## What you will do
Locate every line that holds the string "fondamentales" and copy it.

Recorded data
-------

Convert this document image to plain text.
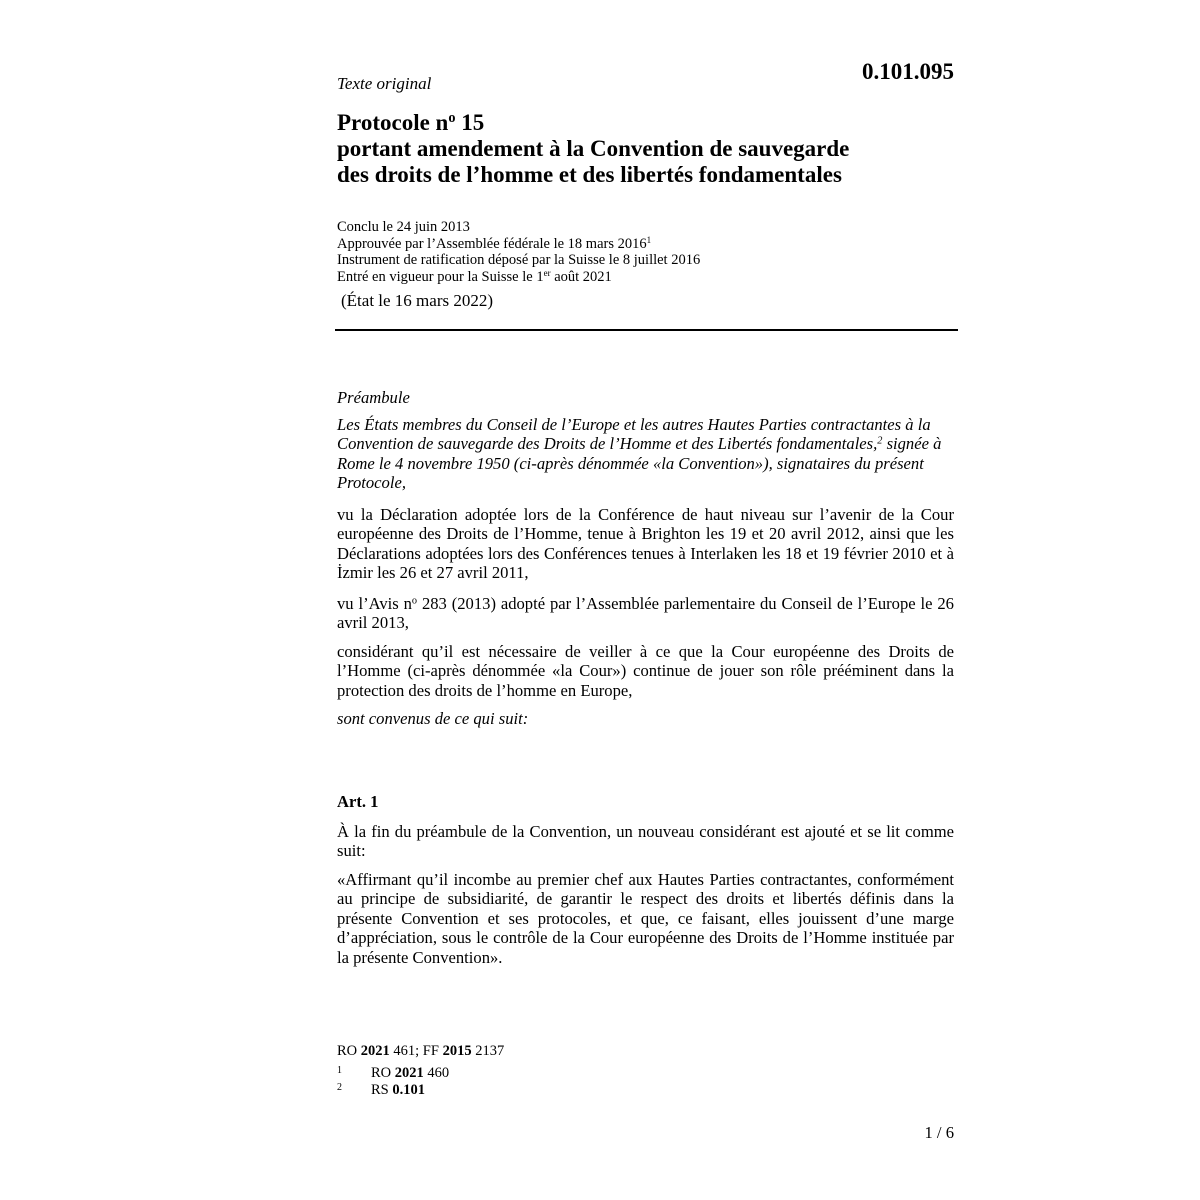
0.101.095
Texte original
Protocole $n^o$ 15
portant amendement à la Convention de sauvegarde
des droits de l’homme et des libertés fondamentales
Conclu le 24 juin 2013
Approuvée par l’Assemblée fédérale le 18 mars 2016$^1$
Instrument de ratification déposé par la Suisse le 8 juillet 2016
Entré en vigueur pour la Suisse le 1er août 2021
(État le 16 mars 2022)
Préambule
Les États membres du Conseil de l’Europe et les autres Hautes Parties contractantes à la Convention de sauvegarde des Droits de l’Homme et des Libertés fondamentales,$^2$ signée à Rome le 4 novembre 1950 (ci-après dénommée «la Convention»), signataires du présent Protocole,
vu la Déclaration adoptée lors de la Conférence de haut niveau sur l’avenir de la Cour européenne des Droits de l’Homme, tenue à Brighton les 19 et 20 avril 2012, ainsi que les Déclarations adoptées lors des Conférences tenues à Interlaken les 18 et 19 février 2010 et à İzmir les 26 et 27 avril 2011,
vu l’Avis $n^o$ 283 (2013) adopté par l’Assemblée parlementaire du Conseil de l’Europe le 26 avril 2013,
considérant qu’il est nécessaire de veiller à ce que la Cour européenne des Droits de l’Homme (ci-après dénommée «la Cour») continue de jouer son rôle prééminent dans la protection des droits de l’homme en Europe,
sont convenus de ce qui suit:
Art. 1
À la fin du préambule de la Convention, un nouveau considérant est ajouté et se lit comme suit:
«Affirmant qu’il incombe au premier chef aux Hautes Parties contractantes, conformément au principe de subsidiarité, de garantir le respect des droits et libertés définis dans la présente Convention et ses protocoles, et que, ce faisant, elles jouissent d’une marge d’appréciation, sous le contrôle de la Cour européenne des Droits de l’Homme instituée par la présente Convention».
RO 2021 461; FF 2015 2137
1 RO 2021 460
2 RS 0.101
1 / 6
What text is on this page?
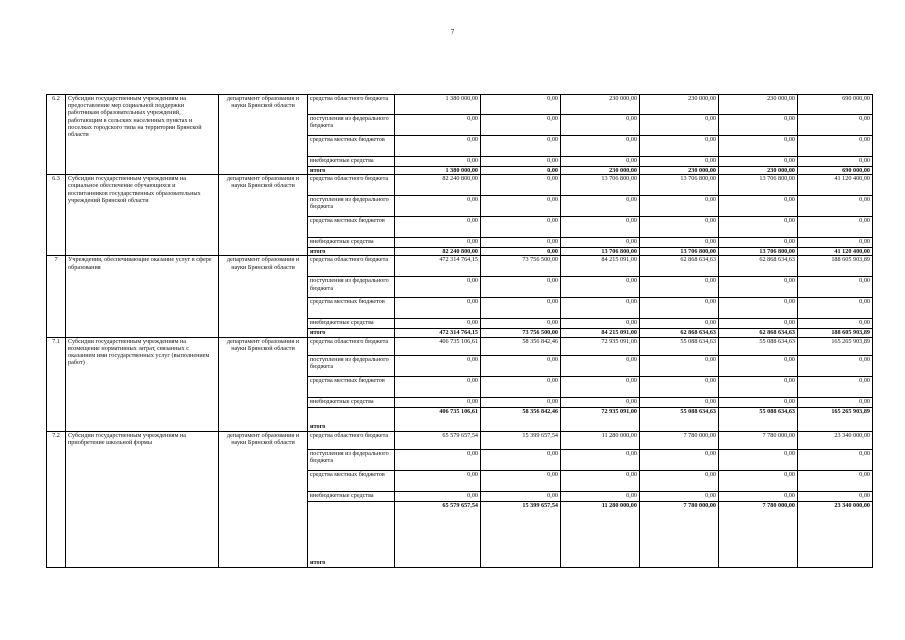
7
6.2	Субсидии государственным учреждениям на предоставление мер социальной поддержки работникам образовательных учреждений, работающим в сельских населенных пунктах и поселках городского типа на территории Брянской области	департамент образования и науки Брянской области	средства областного бюджета	1 380 000,00	0,00	230 000,00	230 000,00	230 000,00	690 000,00
			поступления из федерального бюджета	0,00	0,00	0,00	0,00	0,00	0,00
			средства местных бюджетов	0,00	0,00	0,00	0,00	0,00	0,00
			внебюджетные средства	0,00	0,00	0,00	0,00	0,00	0,00
			итого	1 380 000,00	0,00	230 000,00	230 000,00	230 000,00	690 000,00
6.3	Субсидии государственным учреждениям на социальное обеспечение обучающихся и воспитанников государственных образовательных учреждений Брянской области	департамент образования и науки Брянской области	средства областного бюджета	82 240 800,00	0,00	13 706 800,00	13 706 800,00	13 706 800,00	41 120 400,00
			поступления из федерального бюджета	0,00	0,00	0,00	0,00	0,00	0,00
			средства местных бюджетов	0,00	0,00	0,00	0,00	0,00	0,00
			внебюджетные средства	0,00	0,00	0,00	0,00	0,00	0,00
			итого	82 240 800,00	0,00	13 706 800,00	13 706 800,00	13 706 800,00	41 120 400,00
7	Учреждения, обеспечивающие оказание услуг в сфере образования	департамент образования и науки Брянской области	средства областного бюджета	472 314 764,15	73 756 500,00	84 215 091,00	62 868 634,63	62 868 634,63	188 605 903,89
			поступления из федерального бюджета	0,00	0,00	0,00	0,00	0,00	0,00
			средства местных бюджетов	0,00	0,00	0,00	0,00	0,00	0,00
			внебюджетные средства	0,00	0,00	0,00	0,00	0,00	0,00
			итого	472 314 764,15	73 756 500,00	84 215 091,00	62 868 634,63	62 868 634,63	188 605 903,89
7.1	Субсидии государственным учреждениям на возмещение нормативных затрат, связанных с оказанием ими государственных услуг (выполнением работ)	департамент образования и науки Брянской области	средства областного бюджета	406 735 106,61	58 356 842,46	72 935 091,00	55 088 634,63	55 088 634,63	165 265 903,89
			поступления из федерального бюджета	0,00	0,00	0,00	0,00	0,00	0,00
			средства местных бюджетов	0,00	0,00	0,00	0,00	0,00	0,00
			внебюджетные средства	0,00	0,00	0,00	0,00	0,00	0,00
			итого	406 735 106,61	58 356 842,46	72 935 091,00	55 088 634,63	55 088 634,63	165 265 903,89
7.2	Субсидии государственным учреждениям на приобретение школьной формы	департамент образования и науки Брянской области	средства областного бюджета	65 579 657,54	15 399 657,54	11 280 000,00	7 780 000,00	7 780 000,00	23 340 000,00
			поступления из федерального бюджета	0,00	0,00	0,00	0,00	0,00	0,00
			средства местных бюджетов	0,00	0,00	0,00	0,00	0,00	0,00
			внебюджетные средства	0,00	0,00	0,00	0,00	0,00	0,00
			итого	65 579 657,54	15 399 657,54	11 280 000,00	7 780 000,00	7 780 000,00	23 340 000,00
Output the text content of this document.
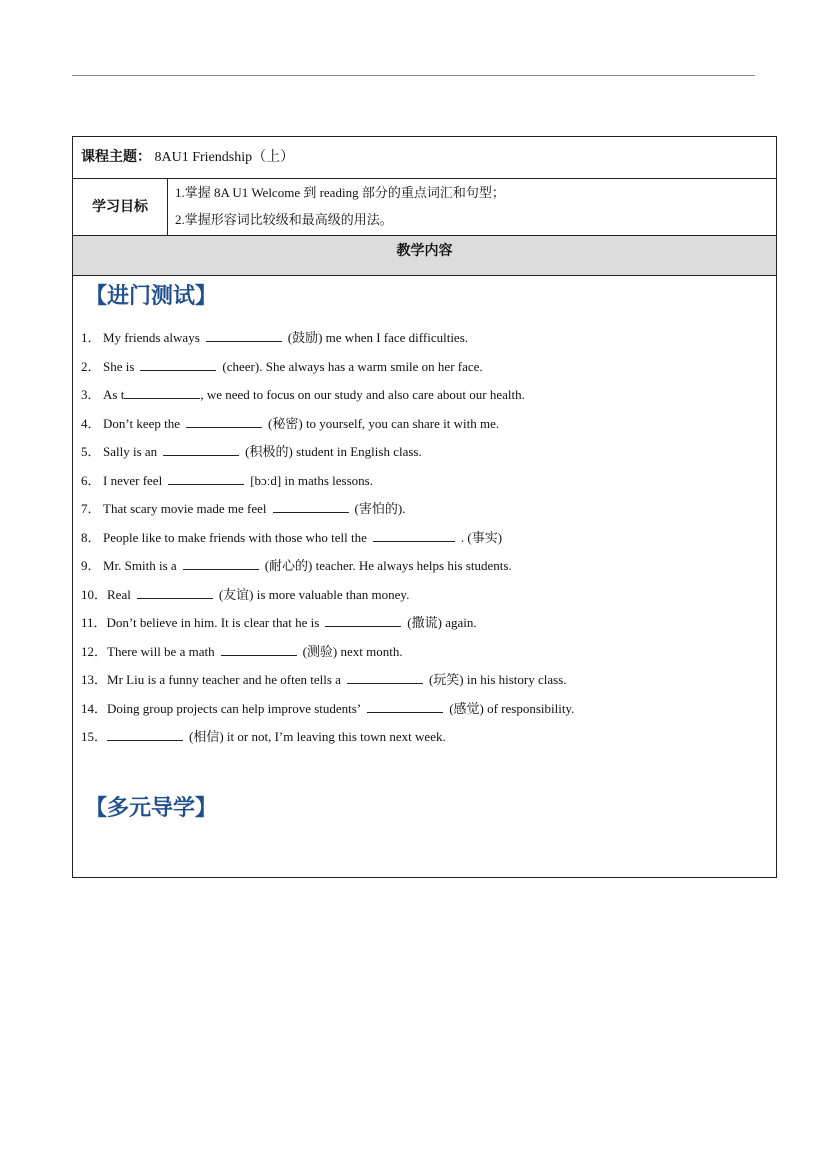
课程主题： 8AU1 Friendship（上）
学习目标
1.掌握 8A U1 Welcome 到 reading 部分的重点词汇和句型；
2.掌握形容词比较级和最高级的用法。
教学内容
【进门测试】
1． My friends always	(鼓励) me when I face difficulties.
2． She is	(cheer). She always has a warm smile on her face.
3． As t	, we need to focus on our study and also care about our health.
4． Don’t keep the	(秘密) to yourself, you can share it with me.
5． Sally is an	(积极的) student in English class.
6． I never feel	[bɔːd] in maths lessons.
7． That scary movie made me feel	(害怕的).
8． People like to make friends with those who tell the	. (事实)
9． Mr. Smith is a	(耐心的) teacher. He always helps his students.
10．Real	(友谊) is more valuable than money.
11．Don’t believe in him. It is clear that he is	(撒谎) again.
12．There will be a math	(测验) next month.
13．Mr Liu is a funny teacher and he often tells a	(玩笑) in his history class.
14．Doing group projects can help improve students’	(感觉) of responsibility.
15．	(相信) it or not, I’m leaving this town next week.
【多元导学】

-------

## Response for this exercise
des droits de l’homme et des libertés fondamentales
Les États membres du Conseil de l’Europe et les autres Hautes Parties contractantes à la Convention de sauvegarde des Droits de l’Homme et des Libertés fondamentales,$^2$ signée à Rome le 4 novembre 1950 (ci-après dénommée «la Convention»), signataires du présent Protocole,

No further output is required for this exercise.